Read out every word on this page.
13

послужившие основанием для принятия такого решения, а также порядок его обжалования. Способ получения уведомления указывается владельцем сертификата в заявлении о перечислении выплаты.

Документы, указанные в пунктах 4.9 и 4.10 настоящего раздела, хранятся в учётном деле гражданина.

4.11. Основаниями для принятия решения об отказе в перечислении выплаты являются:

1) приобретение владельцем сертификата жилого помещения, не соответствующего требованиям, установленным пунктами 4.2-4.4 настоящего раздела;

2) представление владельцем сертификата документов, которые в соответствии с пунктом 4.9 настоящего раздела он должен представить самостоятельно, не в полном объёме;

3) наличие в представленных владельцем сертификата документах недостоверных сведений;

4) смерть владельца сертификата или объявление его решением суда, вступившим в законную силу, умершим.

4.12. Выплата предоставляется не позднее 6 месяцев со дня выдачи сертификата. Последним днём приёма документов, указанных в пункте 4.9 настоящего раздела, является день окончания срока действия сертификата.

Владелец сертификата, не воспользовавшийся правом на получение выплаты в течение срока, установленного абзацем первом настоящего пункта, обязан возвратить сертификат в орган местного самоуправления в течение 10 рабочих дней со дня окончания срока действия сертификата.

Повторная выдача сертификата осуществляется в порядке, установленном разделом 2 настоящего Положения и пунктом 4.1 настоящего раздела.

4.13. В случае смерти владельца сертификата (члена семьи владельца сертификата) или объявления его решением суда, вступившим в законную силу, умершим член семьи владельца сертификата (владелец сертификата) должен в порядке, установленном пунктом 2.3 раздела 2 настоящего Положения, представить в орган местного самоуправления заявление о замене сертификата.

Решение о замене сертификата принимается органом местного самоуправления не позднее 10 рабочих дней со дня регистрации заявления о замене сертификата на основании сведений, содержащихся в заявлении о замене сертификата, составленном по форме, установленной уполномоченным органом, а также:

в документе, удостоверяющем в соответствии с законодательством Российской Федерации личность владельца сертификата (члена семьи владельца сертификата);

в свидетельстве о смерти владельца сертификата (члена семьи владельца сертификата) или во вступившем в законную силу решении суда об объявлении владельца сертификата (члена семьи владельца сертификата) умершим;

...

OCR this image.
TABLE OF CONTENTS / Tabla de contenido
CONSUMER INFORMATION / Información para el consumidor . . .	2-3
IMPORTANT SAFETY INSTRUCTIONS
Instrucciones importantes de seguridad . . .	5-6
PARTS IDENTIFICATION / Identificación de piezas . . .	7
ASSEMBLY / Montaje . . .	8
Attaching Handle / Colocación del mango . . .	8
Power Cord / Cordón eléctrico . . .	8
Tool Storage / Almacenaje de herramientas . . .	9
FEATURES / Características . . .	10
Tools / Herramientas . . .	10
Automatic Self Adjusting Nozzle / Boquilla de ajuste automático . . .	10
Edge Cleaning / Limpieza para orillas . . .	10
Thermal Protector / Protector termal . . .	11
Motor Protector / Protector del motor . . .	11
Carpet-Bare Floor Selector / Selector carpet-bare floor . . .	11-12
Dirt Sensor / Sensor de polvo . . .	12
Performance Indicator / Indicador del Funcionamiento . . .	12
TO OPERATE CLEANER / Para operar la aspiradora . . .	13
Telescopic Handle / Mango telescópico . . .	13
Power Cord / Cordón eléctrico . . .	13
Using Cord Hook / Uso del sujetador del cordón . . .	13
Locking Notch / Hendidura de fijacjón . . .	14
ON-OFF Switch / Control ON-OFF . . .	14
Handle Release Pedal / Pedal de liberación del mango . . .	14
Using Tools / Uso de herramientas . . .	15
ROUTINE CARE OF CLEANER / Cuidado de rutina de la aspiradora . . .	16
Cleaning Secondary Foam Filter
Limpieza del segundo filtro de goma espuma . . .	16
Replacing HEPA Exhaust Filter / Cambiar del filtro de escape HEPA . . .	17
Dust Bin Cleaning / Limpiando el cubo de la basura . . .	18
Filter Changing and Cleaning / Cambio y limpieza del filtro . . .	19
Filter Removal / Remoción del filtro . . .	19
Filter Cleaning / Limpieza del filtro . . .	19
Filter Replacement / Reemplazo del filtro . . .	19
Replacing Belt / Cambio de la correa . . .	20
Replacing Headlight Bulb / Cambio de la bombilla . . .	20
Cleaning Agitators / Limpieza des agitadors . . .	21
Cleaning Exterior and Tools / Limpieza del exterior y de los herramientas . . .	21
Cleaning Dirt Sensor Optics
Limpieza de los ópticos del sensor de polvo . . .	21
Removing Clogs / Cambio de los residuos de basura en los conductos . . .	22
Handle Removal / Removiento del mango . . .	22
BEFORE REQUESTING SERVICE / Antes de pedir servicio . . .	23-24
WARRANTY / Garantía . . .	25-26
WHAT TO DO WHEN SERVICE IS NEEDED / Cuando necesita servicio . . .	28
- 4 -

==

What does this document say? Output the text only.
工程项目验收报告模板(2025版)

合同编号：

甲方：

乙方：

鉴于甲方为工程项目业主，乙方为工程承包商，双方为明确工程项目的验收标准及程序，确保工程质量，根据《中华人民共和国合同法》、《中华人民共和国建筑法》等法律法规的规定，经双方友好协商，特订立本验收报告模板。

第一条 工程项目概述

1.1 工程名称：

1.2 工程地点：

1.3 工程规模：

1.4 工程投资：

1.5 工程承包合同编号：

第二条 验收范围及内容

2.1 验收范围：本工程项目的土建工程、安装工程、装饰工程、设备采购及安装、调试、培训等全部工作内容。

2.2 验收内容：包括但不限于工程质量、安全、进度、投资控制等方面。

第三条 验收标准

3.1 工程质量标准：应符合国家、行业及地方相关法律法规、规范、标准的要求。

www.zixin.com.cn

**REQUEST**
From the entries above, copy every line where the word "Replacing" shows up.

**SOLUTION TO THIS PROBLEM**
Replacing HEPA Exhaust Filter / Cambiar del filtro de escape HEPA . . .	17
Replacing Belt / Cambio de la correa . . .	20
Replacing Headlight Bulb / Cambio de la bombilla . . .	20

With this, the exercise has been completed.